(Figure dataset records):
-- begin --

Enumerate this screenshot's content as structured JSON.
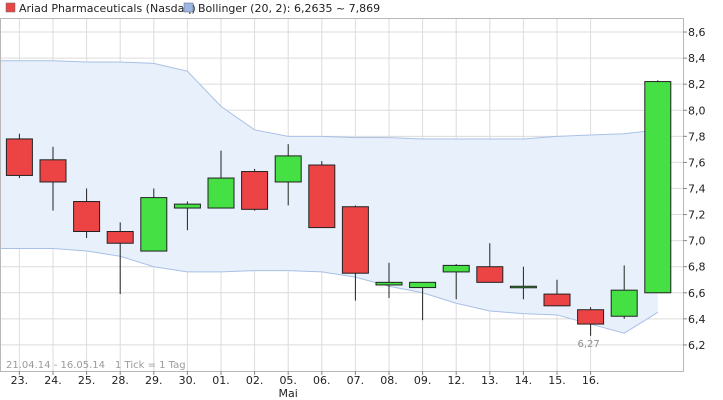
{
  "legend": {
    "instrument": "Ariad Pharmaceuticals (Nasdaq)",
    "indicator": "Bollinger (20, 2): 6,2635 ~ 7,869",
    "instrument_swatch_color": "#e84545",
    "indicator_swatch_color": "#9bb7e8"
  },
  "footer": {
    "range": "21.04.14 - 16.05.14",
    "tick_info": "1 Tick = 1 Tag"
  },
  "colors": {
    "up": "#44e044",
    "down": "#ec4444",
    "band_fill": "#e8f0fc",
    "band_line": "#a9c0e6",
    "grid": "#dcdcdc"
  },
  "chart_data": {
    "type": "candlestick",
    "title": "Ariad Pharmaceuticals (Nasdaq)",
    "ylim": [
      6.0,
      8.7
    ],
    "yticks": [
      "8,6",
      "8,4",
      "8,2",
      "8,0",
      "7,8",
      "7,6",
      "7,4",
      "7,2",
      "7,0",
      "6,8",
      "6,6",
      "6,4",
      "6,2"
    ],
    "yticks_values": [
      8.6,
      8.4,
      8.2,
      8.0,
      7.8,
      7.6,
      7.4,
      7.2,
      7.0,
      6.8,
      6.6,
      6.4,
      6.2
    ],
    "grid": true,
    "x_labels": [
      "23.",
      "24.",
      "25.",
      "28.",
      "29.",
      "30.",
      "01.",
      "02.",
      "05.",
      "06.",
      "07.",
      "08.",
      "09.",
      "12.",
      "13.",
      "14.",
      "15.",
      "16."
    ],
    "month_label": "Mai",
    "candles": [
      {
        "open": 7.78,
        "high": 7.82,
        "low": 7.48,
        "close": 7.5
      },
      {
        "open": 7.62,
        "high": 7.72,
        "low": 7.23,
        "close": 7.45
      },
      {
        "open": 7.3,
        "high": 7.4,
        "low": 7.02,
        "close": 7.07
      },
      {
        "open": 7.07,
        "high": 7.14,
        "low": 6.59,
        "close": 6.98
      },
      {
        "open": 6.92,
        "high": 7.4,
        "low": 6.92,
        "close": 7.33
      },
      {
        "open": 7.25,
        "high": 7.3,
        "low": 7.08,
        "close": 7.28
      },
      {
        "open": 7.25,
        "high": 7.69,
        "low": 7.25,
        "close": 7.48
      },
      {
        "open": 7.53,
        "high": 7.55,
        "low": 7.23,
        "close": 7.24
      },
      {
        "open": 7.45,
        "high": 7.74,
        "low": 7.27,
        "close": 7.65
      },
      {
        "open": 7.58,
        "high": 7.61,
        "low": 7.1,
        "close": 7.1
      },
      {
        "open": 7.26,
        "high": 7.27,
        "low": 6.54,
        "close": 6.75
      },
      {
        "open": 6.66,
        "high": 6.83,
        "low": 6.56,
        "close": 6.68
      },
      {
        "open": 6.64,
        "high": 6.68,
        "low": 6.39,
        "close": 6.68
      },
      {
        "open": 6.76,
        "high": 6.82,
        "low": 6.55,
        "close": 6.81
      },
      {
        "open": 6.8,
        "high": 6.98,
        "low": 6.68,
        "close": 6.68
      },
      {
        "open": 6.65,
        "high": 6.8,
        "low": 6.55,
        "close": 6.65
      },
      {
        "open": 6.59,
        "high": 6.7,
        "low": 6.5,
        "close": 6.5
      },
      {
        "open": 6.47,
        "high": 6.49,
        "low": 6.27,
        "close": 6.36
      },
      {
        "open": 6.42,
        "high": 6.81,
        "low": 6.4,
        "close": 6.62
      },
      {
        "open": 6.6,
        "high": 8.23,
        "low": 6.6,
        "close": 8.22
      }
    ],
    "bollinger": {
      "upper": [
        8.38,
        8.38,
        8.37,
        8.37,
        8.36,
        8.3,
        8.03,
        7.85,
        7.8,
        7.8,
        7.79,
        7.79,
        7.78,
        7.78,
        7.78,
        7.78,
        7.8,
        7.81,
        7.82,
        7.85
      ],
      "lower": [
        6.94,
        6.94,
        6.92,
        6.88,
        6.8,
        6.76,
        6.76,
        6.77,
        6.77,
        6.76,
        6.72,
        6.65,
        6.6,
        6.52,
        6.46,
        6.44,
        6.43,
        6.36,
        6.29,
        6.45
      ]
    },
    "annotation": {
      "text": "6,27",
      "value": 6.27,
      "index": 17
    }
  }
}
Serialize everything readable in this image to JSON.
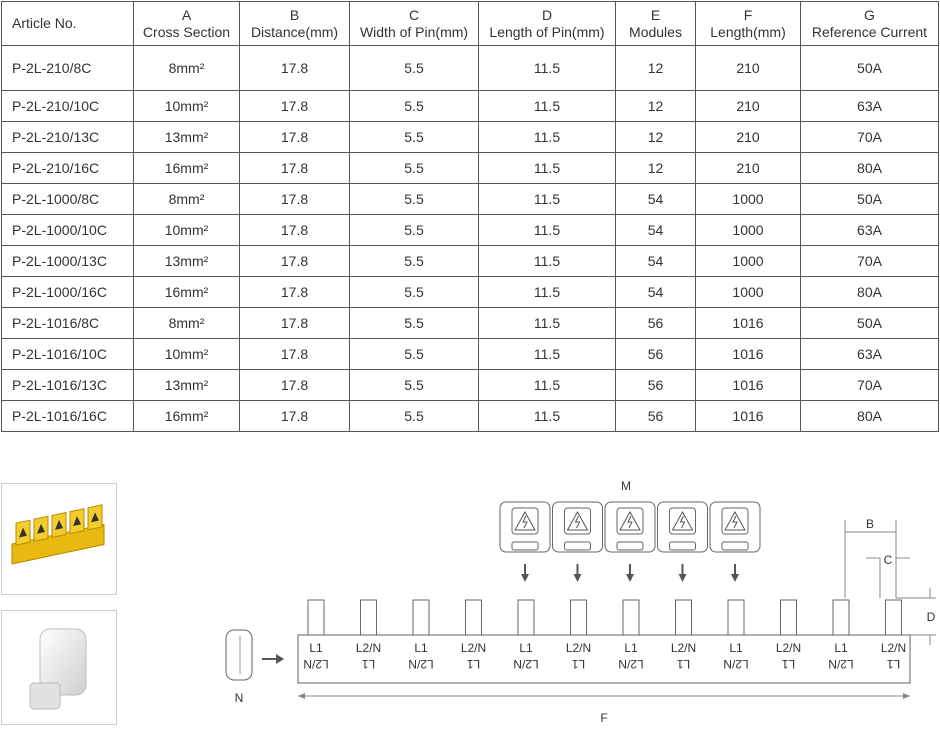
{
  "table": {
    "columns": [
      {
        "letter": "",
        "name": "Article No."
      },
      {
        "letter": "A",
        "name": "Cross Section"
      },
      {
        "letter": "B",
        "name": "Distance(mm)"
      },
      {
        "letter": "C",
        "name": "Width of Pin(mm)"
      },
      {
        "letter": "D",
        "name": "Length of Pin(mm)"
      },
      {
        "letter": "E",
        "name": "Modules"
      },
      {
        "letter": "F",
        "name": "Length(mm)"
      },
      {
        "letter": "G",
        "name": "Reference Current"
      }
    ],
    "rows": [
      [
        "P-2L-210/8C",
        "8mm²",
        "17.8",
        "5.5",
        "11.5",
        "12",
        "210",
        "50A"
      ],
      [
        "P-2L-210/10C",
        "10mm²",
        "17.8",
        "5.5",
        "11.5",
        "12",
        "210",
        "63A"
      ],
      [
        "P-2L-210/13C",
        "13mm²",
        "17.8",
        "5.5",
        "11.5",
        "12",
        "210",
        "70A"
      ],
      [
        "P-2L-210/16C",
        "16mm²",
        "17.8",
        "5.5",
        "11.5",
        "12",
        "210",
        "80A"
      ],
      [
        "P-2L-1000/8C",
        "8mm²",
        "17.8",
        "5.5",
        "11.5",
        "54",
        "1000",
        "50A"
      ],
      [
        "P-2L-1000/10C",
        "10mm²",
        "17.8",
        "5.5",
        "11.5",
        "54",
        "1000",
        "63A"
      ],
      [
        "P-2L-1000/13C",
        "13mm²",
        "17.8",
        "5.5",
        "11.5",
        "54",
        "1000",
        "70A"
      ],
      [
        "P-2L-1000/16C",
        "16mm²",
        "17.8",
        "5.5",
        "11.5",
        "54",
        "1000",
        "80A"
      ],
      [
        "P-2L-1016/8C",
        "8mm²",
        "17.8",
        "5.5",
        "11.5",
        "56",
        "1016",
        "50A"
      ],
      [
        "P-2L-1016/10C",
        "10mm²",
        "17.8",
        "5.5",
        "11.5",
        "56",
        "1016",
        "63A"
      ],
      [
        "P-2L-1016/13C",
        "13mm²",
        "17.8",
        "5.5",
        "11.5",
        "56",
        "1016",
        "70A"
      ],
      [
        "P-2L-1016/16C",
        "16mm²",
        "17.8",
        "5.5",
        "11.5",
        "56",
        "1016",
        "80A"
      ]
    ]
  },
  "diagram": {
    "label_m": "M",
    "label_n": "N",
    "label_b": "B",
    "label_c": "C",
    "label_d": "D",
    "label_f": "F",
    "pin_labels": [
      {
        "top": "L1",
        "bottom": "L2/N"
      },
      {
        "top": "L2/N",
        "bottom": "L1"
      },
      {
        "top": "L1",
        "bottom": "L2/N"
      },
      {
        "top": "L2/N",
        "bottom": "L1"
      },
      {
        "top": "L1",
        "bottom": "L2/N"
      },
      {
        "top": "L2/N",
        "bottom": "L1"
      },
      {
        "top": "L1",
        "bottom": "L2/N"
      },
      {
        "top": "L2/N",
        "bottom": "L1"
      },
      {
        "top": "L1",
        "bottom": "L2/N"
      },
      {
        "top": "L2/N",
        "bottom": "L1"
      },
      {
        "top": "L1",
        "bottom": "L2/N"
      },
      {
        "top": "L2/N",
        "bottom": "L1"
      }
    ],
    "module_count": 5,
    "colors": {
      "busbar_yellow": "#f0c419",
      "line": "#666666",
      "cap": "#e8e8e8"
    }
  },
  "thumbnails": [
    {
      "icon": "yellow-busbar-photo"
    },
    {
      "icon": "white-end-cap-photo"
    }
  ]
}
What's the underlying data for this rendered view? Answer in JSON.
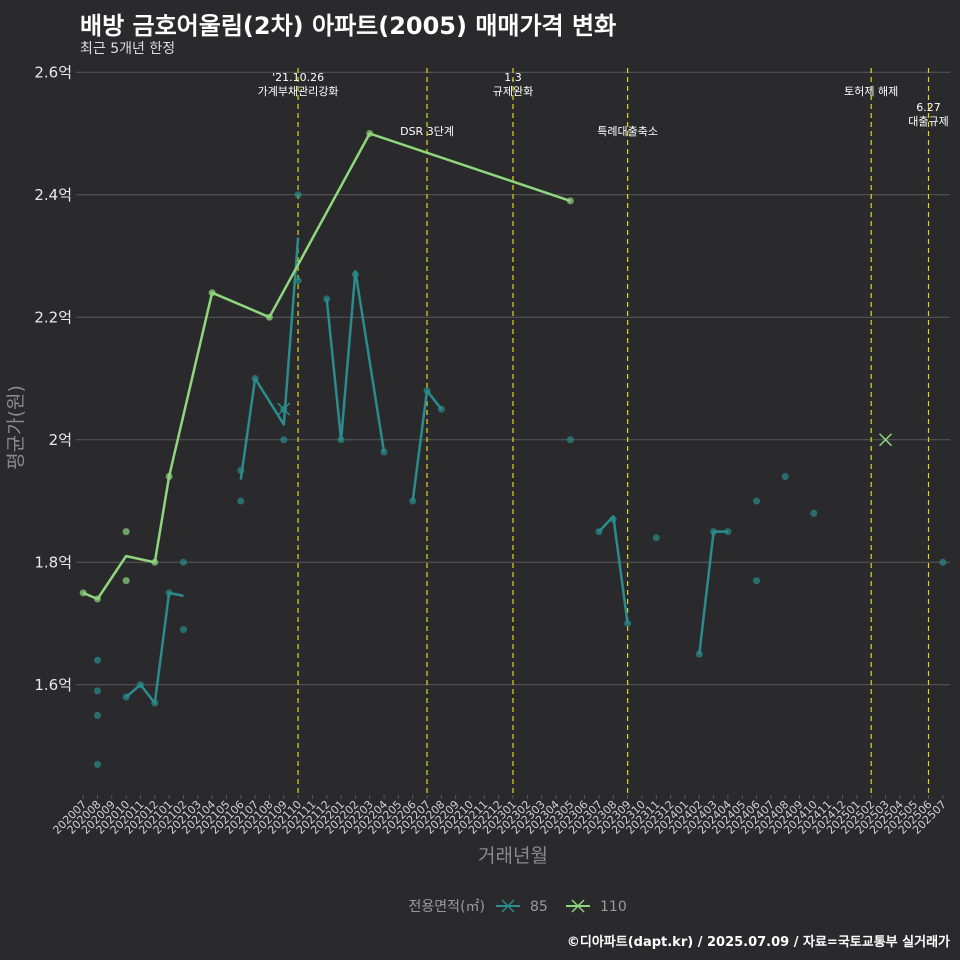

-- end --

Pull out all lines from the entries above that include the word "photo".

      "icon": "yellow-busbar-photo"
      "icon": "white-end-cap-photo"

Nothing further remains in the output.